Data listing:
--------------------------------

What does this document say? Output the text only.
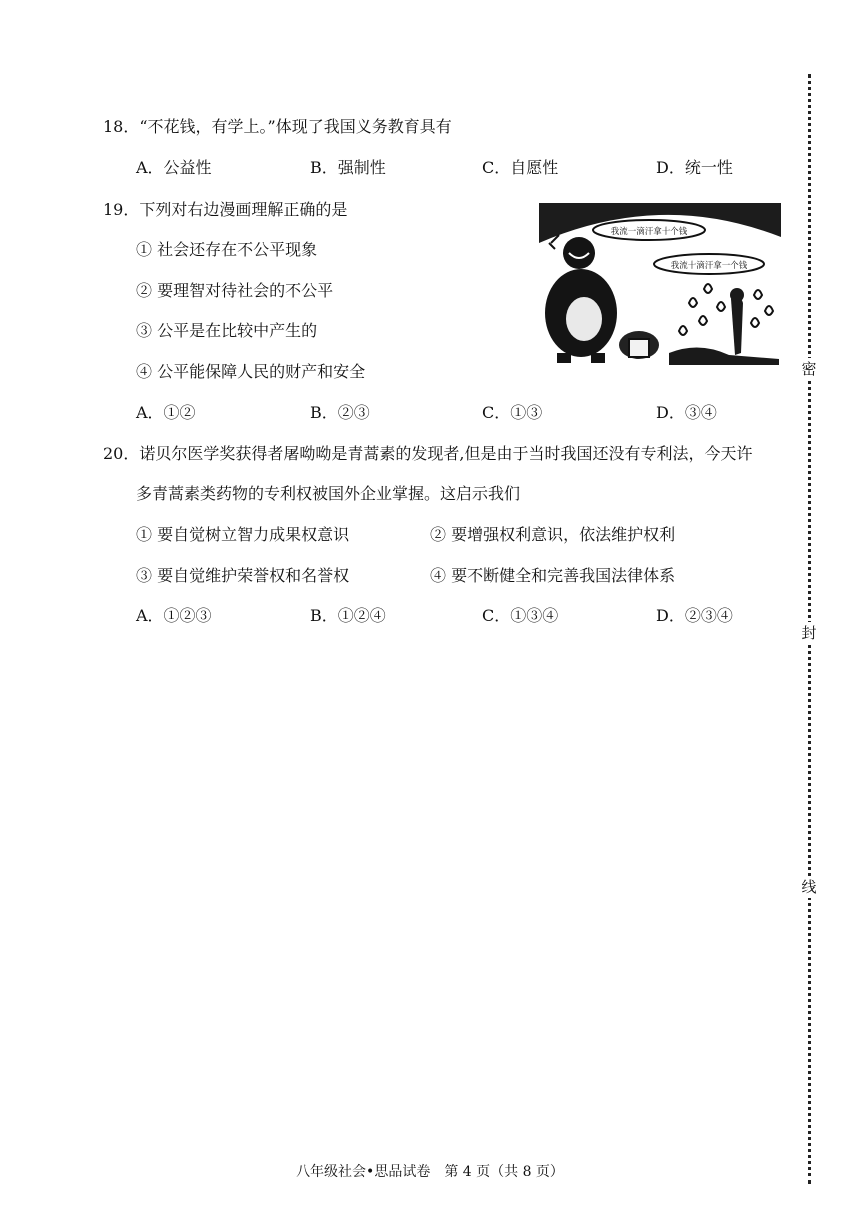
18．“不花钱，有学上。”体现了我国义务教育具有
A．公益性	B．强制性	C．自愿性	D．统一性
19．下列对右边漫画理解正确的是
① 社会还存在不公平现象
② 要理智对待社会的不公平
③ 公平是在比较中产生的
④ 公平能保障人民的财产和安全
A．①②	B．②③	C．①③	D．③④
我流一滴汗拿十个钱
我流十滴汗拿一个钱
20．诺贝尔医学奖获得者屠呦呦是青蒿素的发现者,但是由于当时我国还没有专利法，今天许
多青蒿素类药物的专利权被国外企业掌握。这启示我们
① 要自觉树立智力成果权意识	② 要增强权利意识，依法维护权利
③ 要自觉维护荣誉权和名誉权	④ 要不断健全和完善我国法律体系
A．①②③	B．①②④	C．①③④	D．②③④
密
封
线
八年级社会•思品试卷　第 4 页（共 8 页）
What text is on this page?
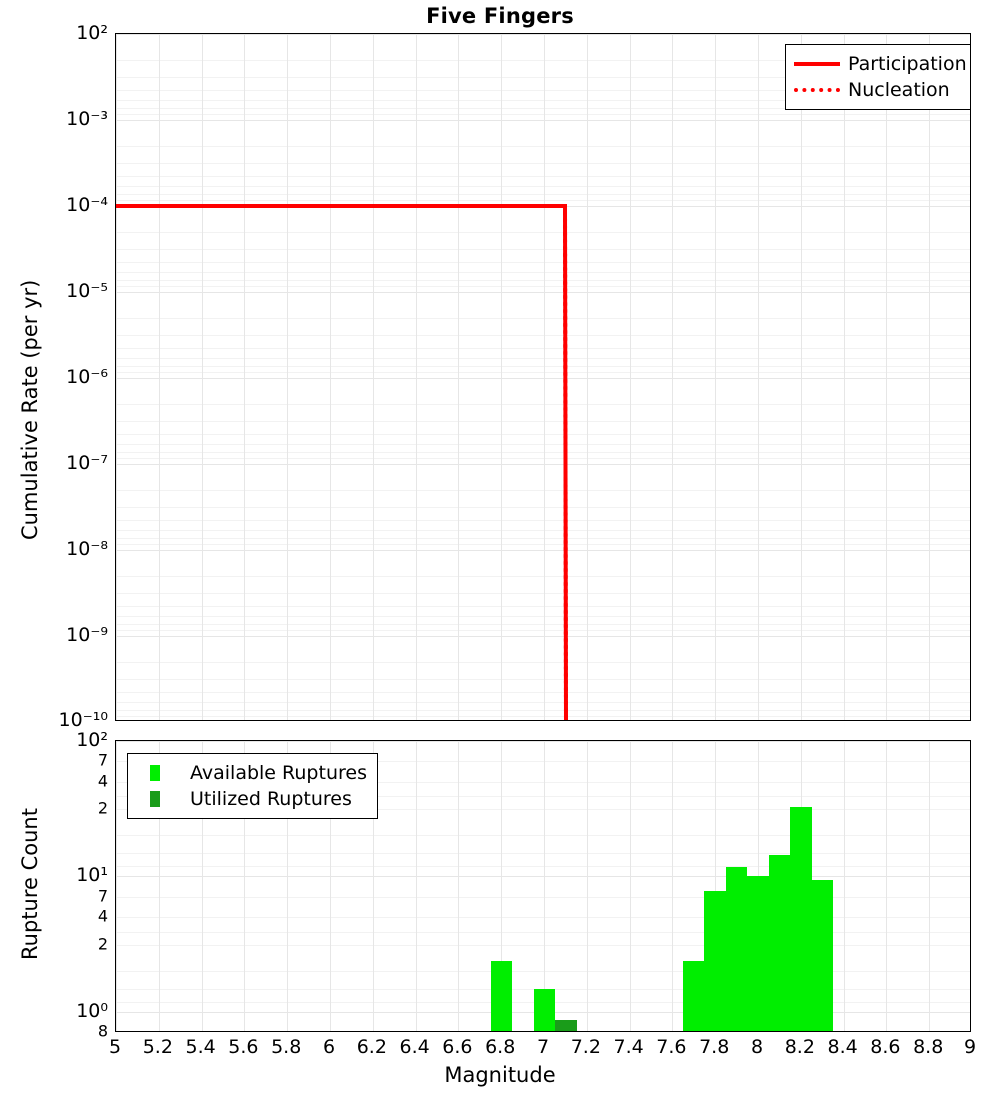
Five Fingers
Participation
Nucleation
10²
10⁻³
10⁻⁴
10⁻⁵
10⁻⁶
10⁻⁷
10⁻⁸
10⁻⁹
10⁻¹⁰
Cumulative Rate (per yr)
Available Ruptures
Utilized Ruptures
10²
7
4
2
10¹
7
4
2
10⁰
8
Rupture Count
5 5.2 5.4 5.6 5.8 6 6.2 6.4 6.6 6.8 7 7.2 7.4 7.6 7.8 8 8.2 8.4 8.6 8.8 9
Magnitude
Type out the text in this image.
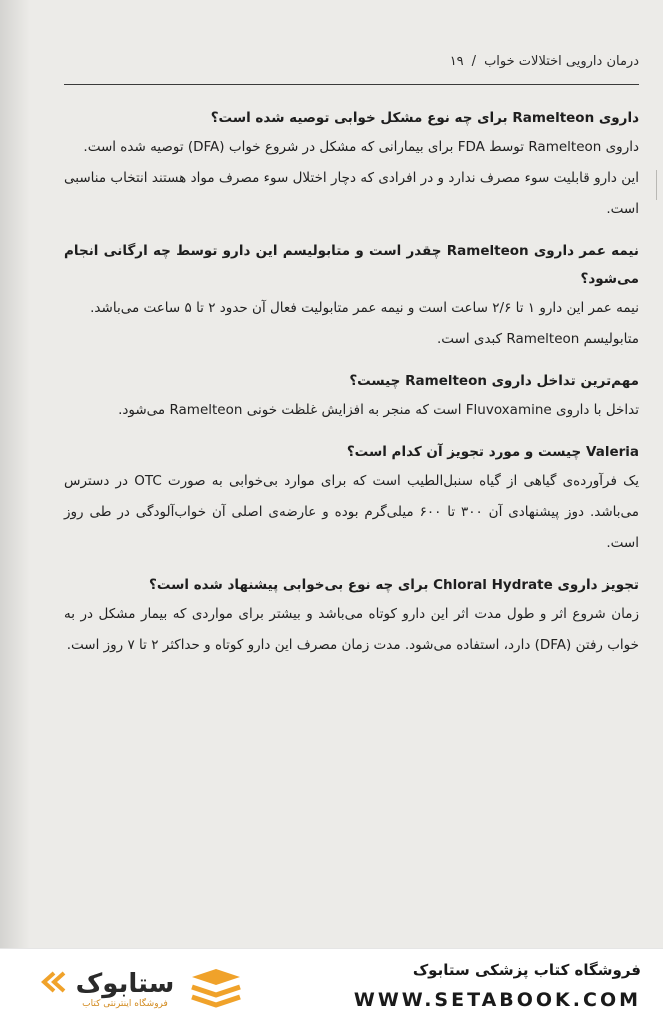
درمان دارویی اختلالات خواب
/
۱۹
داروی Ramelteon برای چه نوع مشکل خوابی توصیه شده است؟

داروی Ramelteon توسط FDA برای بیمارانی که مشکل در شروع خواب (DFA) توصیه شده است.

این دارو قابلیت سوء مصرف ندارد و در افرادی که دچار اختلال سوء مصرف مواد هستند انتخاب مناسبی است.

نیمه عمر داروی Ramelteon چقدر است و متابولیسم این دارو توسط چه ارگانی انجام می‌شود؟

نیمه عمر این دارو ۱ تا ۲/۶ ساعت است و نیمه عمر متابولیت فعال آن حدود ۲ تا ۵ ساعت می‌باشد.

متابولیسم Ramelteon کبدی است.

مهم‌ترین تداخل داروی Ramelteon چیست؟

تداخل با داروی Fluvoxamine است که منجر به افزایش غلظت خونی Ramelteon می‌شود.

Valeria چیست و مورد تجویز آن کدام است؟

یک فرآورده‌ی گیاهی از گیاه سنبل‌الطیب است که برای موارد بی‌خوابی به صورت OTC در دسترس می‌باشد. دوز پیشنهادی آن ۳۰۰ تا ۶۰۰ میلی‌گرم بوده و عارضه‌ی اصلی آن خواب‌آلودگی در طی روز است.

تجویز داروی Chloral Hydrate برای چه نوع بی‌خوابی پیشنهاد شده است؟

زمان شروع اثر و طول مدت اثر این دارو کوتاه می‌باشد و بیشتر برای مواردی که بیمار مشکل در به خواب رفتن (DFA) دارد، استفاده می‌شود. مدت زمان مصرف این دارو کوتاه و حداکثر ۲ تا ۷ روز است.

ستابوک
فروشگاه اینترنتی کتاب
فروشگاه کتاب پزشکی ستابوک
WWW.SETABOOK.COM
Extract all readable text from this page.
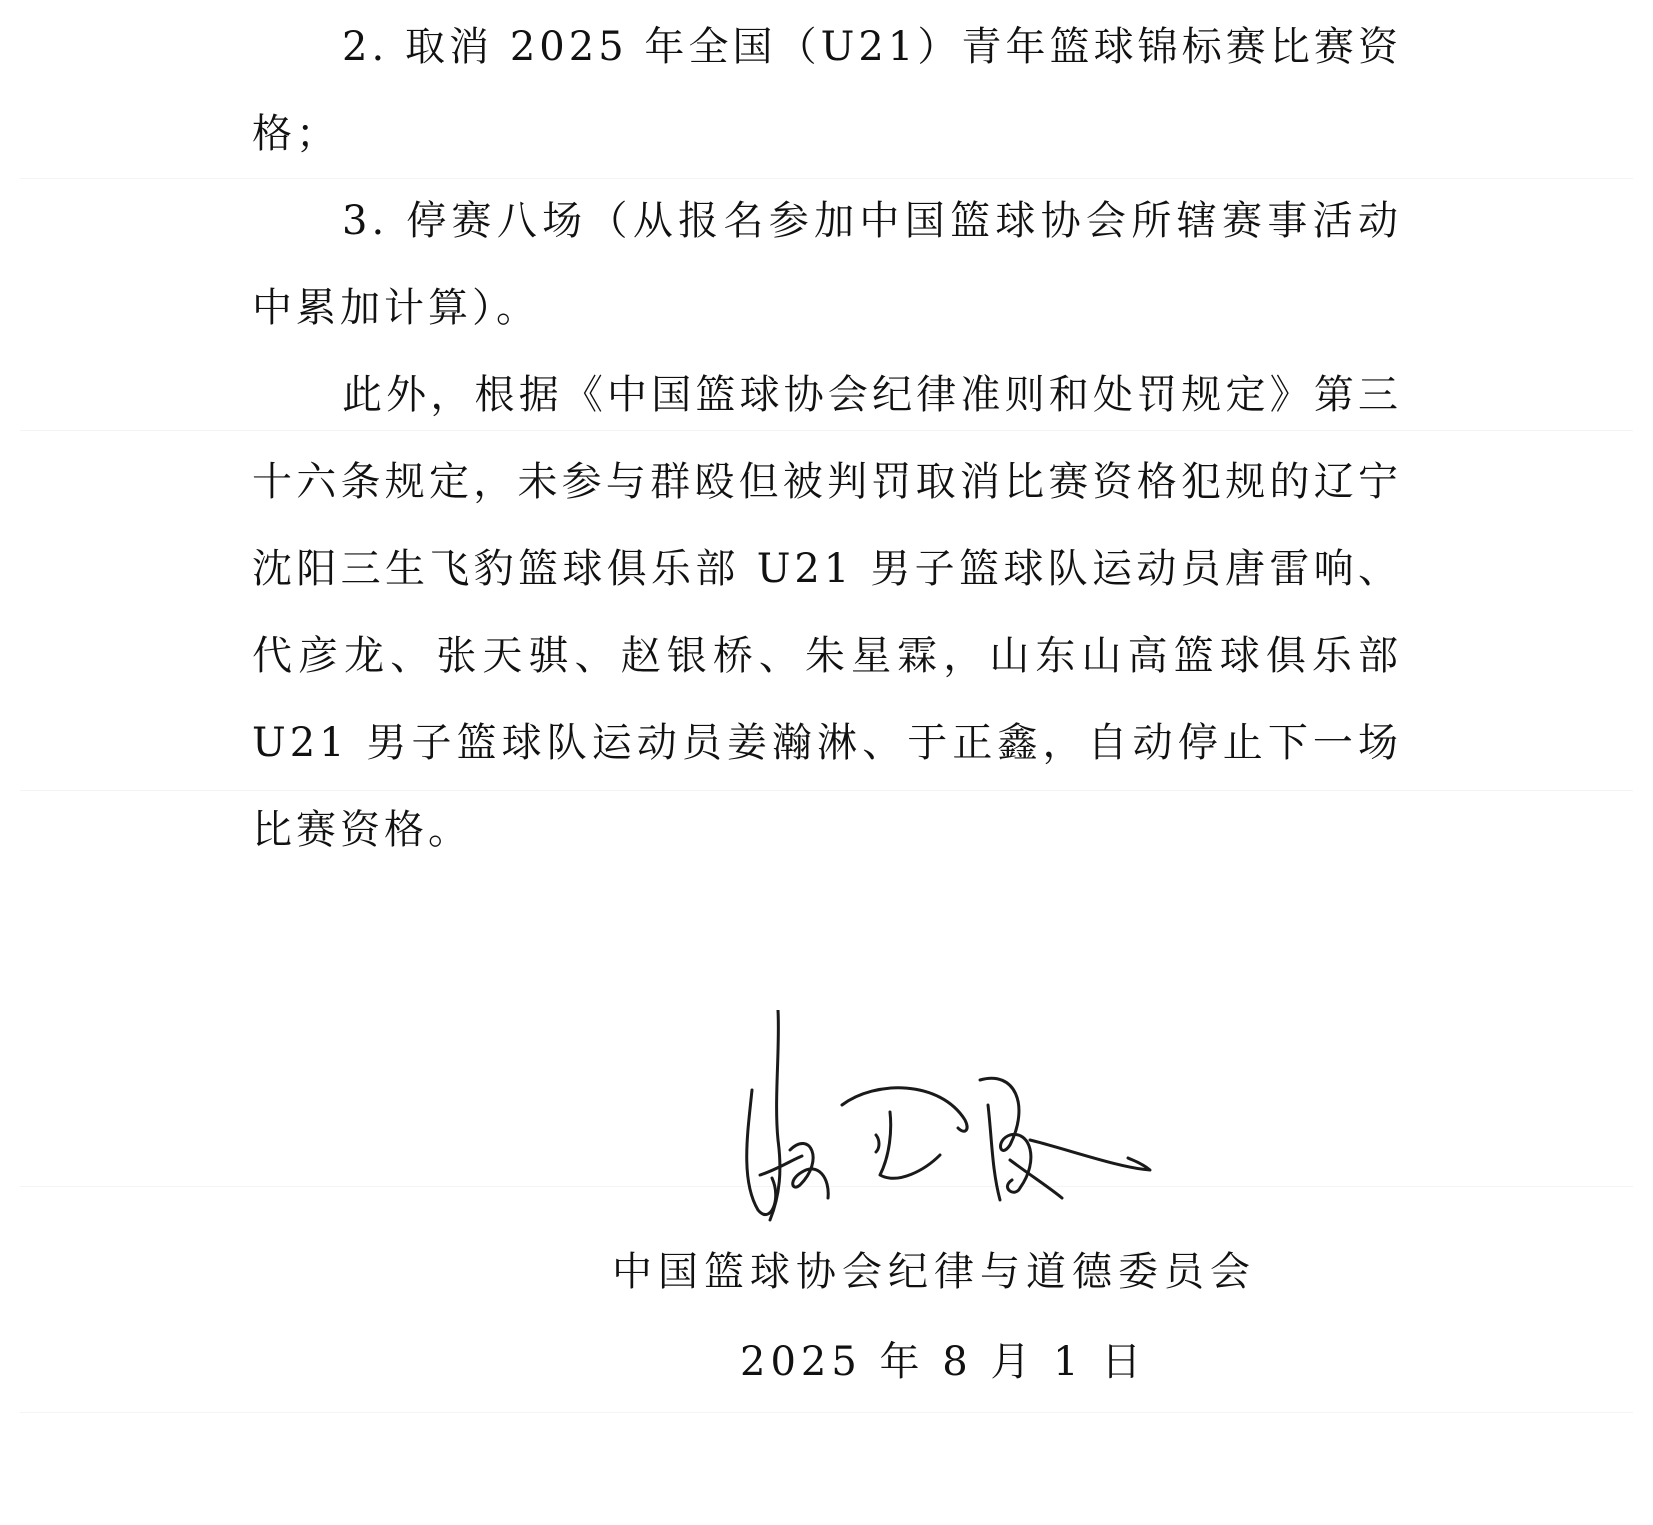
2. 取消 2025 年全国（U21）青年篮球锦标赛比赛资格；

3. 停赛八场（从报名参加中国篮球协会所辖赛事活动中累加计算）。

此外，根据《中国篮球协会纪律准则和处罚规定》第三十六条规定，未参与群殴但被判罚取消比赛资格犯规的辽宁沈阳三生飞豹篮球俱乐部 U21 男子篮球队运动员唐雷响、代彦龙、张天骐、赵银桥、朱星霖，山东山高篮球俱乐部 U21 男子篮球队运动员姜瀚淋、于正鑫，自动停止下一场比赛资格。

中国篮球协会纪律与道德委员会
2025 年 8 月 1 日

--------------------------------

EXERCISE BRIEF:
Each line in the listing above either holds the string "تجویز" or does not; state how many do, giving the number only.

WRITTEN REPLY:
2